--- WORK TO DO ---
Nothing in the records may be left out or altered; reproduce them all exactly.

++++ AVAILABLE RECORDS ++++

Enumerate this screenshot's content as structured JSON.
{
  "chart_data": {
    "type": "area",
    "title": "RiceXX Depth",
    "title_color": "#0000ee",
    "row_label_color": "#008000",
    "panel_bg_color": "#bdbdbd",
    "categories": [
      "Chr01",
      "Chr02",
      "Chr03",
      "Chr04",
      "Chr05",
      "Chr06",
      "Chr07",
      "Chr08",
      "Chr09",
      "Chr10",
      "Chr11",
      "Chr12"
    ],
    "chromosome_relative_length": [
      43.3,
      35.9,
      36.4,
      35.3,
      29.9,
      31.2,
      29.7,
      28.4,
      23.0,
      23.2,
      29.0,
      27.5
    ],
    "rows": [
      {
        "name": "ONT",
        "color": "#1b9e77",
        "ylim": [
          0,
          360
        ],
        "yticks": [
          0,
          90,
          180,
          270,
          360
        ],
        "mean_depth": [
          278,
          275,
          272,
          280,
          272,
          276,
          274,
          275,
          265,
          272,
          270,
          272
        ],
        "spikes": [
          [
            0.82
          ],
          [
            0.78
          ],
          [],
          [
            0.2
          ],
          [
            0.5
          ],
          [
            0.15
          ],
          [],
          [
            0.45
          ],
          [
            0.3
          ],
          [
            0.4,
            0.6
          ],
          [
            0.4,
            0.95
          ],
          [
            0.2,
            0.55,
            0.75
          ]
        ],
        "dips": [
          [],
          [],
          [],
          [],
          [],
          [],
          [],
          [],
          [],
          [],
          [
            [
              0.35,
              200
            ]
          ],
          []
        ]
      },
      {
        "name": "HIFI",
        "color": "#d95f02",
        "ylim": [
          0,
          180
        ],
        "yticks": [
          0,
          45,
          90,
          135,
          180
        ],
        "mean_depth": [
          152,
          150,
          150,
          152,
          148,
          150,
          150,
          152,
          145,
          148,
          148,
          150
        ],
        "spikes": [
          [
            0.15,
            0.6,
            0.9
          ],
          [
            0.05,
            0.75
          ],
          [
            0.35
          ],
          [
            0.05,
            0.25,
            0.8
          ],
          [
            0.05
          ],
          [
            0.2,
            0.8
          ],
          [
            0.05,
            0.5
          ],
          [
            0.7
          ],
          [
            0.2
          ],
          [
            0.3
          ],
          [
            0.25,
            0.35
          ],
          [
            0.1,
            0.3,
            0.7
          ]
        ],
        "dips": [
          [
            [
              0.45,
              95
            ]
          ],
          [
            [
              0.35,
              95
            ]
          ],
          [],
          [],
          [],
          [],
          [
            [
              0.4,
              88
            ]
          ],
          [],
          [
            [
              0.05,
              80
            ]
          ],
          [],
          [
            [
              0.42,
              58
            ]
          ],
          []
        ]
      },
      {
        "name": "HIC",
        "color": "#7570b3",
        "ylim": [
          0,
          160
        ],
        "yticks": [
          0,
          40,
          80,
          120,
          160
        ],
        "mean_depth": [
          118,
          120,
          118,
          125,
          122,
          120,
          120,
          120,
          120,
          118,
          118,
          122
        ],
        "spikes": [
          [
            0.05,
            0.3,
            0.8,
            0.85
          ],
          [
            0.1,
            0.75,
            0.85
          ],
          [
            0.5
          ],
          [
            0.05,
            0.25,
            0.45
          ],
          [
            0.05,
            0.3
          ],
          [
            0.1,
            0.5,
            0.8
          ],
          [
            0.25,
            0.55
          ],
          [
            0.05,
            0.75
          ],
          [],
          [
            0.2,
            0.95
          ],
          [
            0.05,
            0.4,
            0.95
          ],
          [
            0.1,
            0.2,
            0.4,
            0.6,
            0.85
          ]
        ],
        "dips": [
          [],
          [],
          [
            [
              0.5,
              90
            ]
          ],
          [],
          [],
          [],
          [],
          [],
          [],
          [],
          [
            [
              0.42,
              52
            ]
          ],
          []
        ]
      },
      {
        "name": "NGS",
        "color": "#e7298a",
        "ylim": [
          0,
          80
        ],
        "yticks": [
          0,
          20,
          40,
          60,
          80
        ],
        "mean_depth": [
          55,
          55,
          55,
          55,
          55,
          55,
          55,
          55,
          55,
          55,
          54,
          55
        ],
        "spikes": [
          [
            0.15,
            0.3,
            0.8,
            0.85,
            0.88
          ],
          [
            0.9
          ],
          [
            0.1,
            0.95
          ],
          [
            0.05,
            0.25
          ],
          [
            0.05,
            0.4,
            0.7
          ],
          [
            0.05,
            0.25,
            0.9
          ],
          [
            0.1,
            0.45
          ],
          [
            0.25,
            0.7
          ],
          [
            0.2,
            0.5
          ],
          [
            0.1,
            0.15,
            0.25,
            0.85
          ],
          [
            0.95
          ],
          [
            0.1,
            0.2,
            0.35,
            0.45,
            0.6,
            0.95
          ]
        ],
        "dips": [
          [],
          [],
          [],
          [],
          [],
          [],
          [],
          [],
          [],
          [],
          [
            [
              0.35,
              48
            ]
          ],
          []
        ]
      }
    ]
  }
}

++++

--- RESPONSE TO THIS TASK ---
Enumerate this screenshot's content as structured JSON.
{
  "chart_data": {
    "type": "area",
    "title": "RiceXX Depth",
    "title_color": "#0000ee",
    "row_label_color": "#008000",
    "panel_bg_color": "#bdbdbd",
    "categories": [
      "Chr01",
      "Chr02",
      "Chr03",
      "Chr04",
      "Chr05",
      "Chr06",
      "Chr07",
      "Chr08",
      "Chr09",
      "Chr10",
      "Chr11",
      "Chr12"
    ],
    "chromosome_relative_length": [
      43.3,
      35.9,
      36.4,
      35.3,
      29.9,
      31.2,
      29.7,
      28.4,
      23.0,
      23.2,
      29.0,
      27.5
    ],
    "rows": [
      {
        "name": "ONT",
        "color": "#1b9e77",
        "ylim": [
          0,
          360
        ],
        "yticks": [
          0,
          90,
          180,
          270,
          360
        ],
        "mean_depth": [
          278,
          275,
          272,
          280,
          272,
          276,
          274,
          275,
          265,
          272,
          270,
          272
        ],
        "spikes": [
          [
            0.82
          ],
          [
            0.78
          ],
          [],
          [
            0.2
          ],
          [
            0.5
          ],
          [
            0.15
          ],
          [],
          [
            0.45
          ],
          [
            0.3
          ],
          [
            0.4,
            0.6
          ],
          [
            0.4,
            0.95
          ],
          [
            0.2,
            0.55,
            0.75
          ]
        ],
        "dips": [
          [],
          [],
          [],
          [],
          [],
          [],
          [],
          [],
          [],
          [],
          [
            [
              0.35,
              200
            ]
          ],
          []
        ]
      },
      {
        "name": "HIFI",
        "color": "#d95f02",
        "ylim": [
          0,
          180
        ],
        "yticks": [
          0,
          45,
          90,
          135,
          180
        ],
        "mean_depth": [
          152,
          150,
          150,
          152,
          148,
          150,
          150,
          152,
          145,
          148,
          148,
          150
        ],
        "spikes": [
          [
            0.15,
            0.6,
            0.9
          ],
          [
            0.05,
            0.75
          ],
          [
            0.35
          ],
          [
            0.05,
            0.25,
            0.8
          ],
          [
            0.05
          ],
          [
            0.2,
            0.8
          ],
          [
            0.05,
            0.5
          ],
          [
            0.7
          ],
          [
            0.2
          ],
          [
            0.3
          ],
          [
            0.25,
            0.35
          ],
          [
            0.1,
            0.3,
            0.7
          ]
        ],
        "dips": [
          [
            [
              0.45,
              95
            ]
          ],
          [
            [
              0.35,
              95
            ]
          ],
          [],
          [],
          [],
          [],
          [
            [
              0.4,
              88
            ]
          ],
          [],
          [
            [
              0.05,
              80
            ]
          ],
          [],
          [
            [
              0.42,
              58
            ]
          ],
          []
        ]
      },
      {
        "name": "HIC",
        "color": "#7570b3",
        "ylim": [
          0,
          160
        ],
        "yticks": [
          0,
          40,
          80,
          120,
          160
        ],
        "mean_depth": [
          118,
          120,
          118,
          125,
          122,
          120,
          120,
          120,
          120,
          118,
          118,
          122
        ],
        "spikes": [
          [
            0.05,
            0.3,
            0.8,
            0.85
          ],
          [
            0.1,
            0.75,
            0.85
          ],
          [
            0.5
          ],
          [
            0.05,
            0.25,
            0.45
          ],
          [
            0.05,
            0.3
          ],
          [
            0.1,
            0.5,
            0.8
          ],
          [
            0.25,
            0.55
          ],
          [
            0.05,
            0.75
          ],
          [],
          [
            0.2,
            0.95
          ],
          [
            0.05,
            0.4,
            0.95
          ],
          [
            0.1,
            0.2,
            0.4,
            0.6,
            0.85
          ]
        ],
        "dips": [
          [],
          [],
          [
            [
              0.5,
              90
            ]
          ],
          [],
          [],
          [],
          [],
          [],
          [],
          [],
          [
            [
              0.42,
              52
            ]
          ],
          []
        ]
      },
      {
        "name": "NGS",
        "color": "#e7298a",
        "ylim": [
          0,
          80
        ],
        "yticks": [
          0,
          20,
          40,
          60,
          80
        ],
        "mean_depth": [
          55,
          55,
          55,
          55,
          55,
          55,
          55,
          55,
          55,
          55,
          54,
          55
        ],
        "spikes": [
          [
            0.15,
            0.3,
            0.8,
            0.85,
            0.88
          ],
          [
            0.9
          ],
          [
            0.1,
            0.95
          ],
          [
            0.05,
            0.25
          ],
          [
            0.05,
            0.4,
            0.7
          ],
          [
            0.05,
            0.25,
            0.9
          ],
          [
            0.1,
            0.45
          ],
          [
            0.25,
            0.7
          ],
          [
            0.2,
            0.5
          ],
          [
            0.1,
            0.15,
            0.25,
            0.85
          ],
          [
            0.95
          ],
          [
            0.1,
            0.2,
            0.35,
            0.45,
            0.6,
            0.95
          ]
        ],
        "dips": [
          [],
          [],
          [],
          [],
          [],
          [],
          [],
          [],
          [],
          [],
          [
            [
              0.35,
              48
            ]
          ],
          []
        ]
      }
    ]
  }
}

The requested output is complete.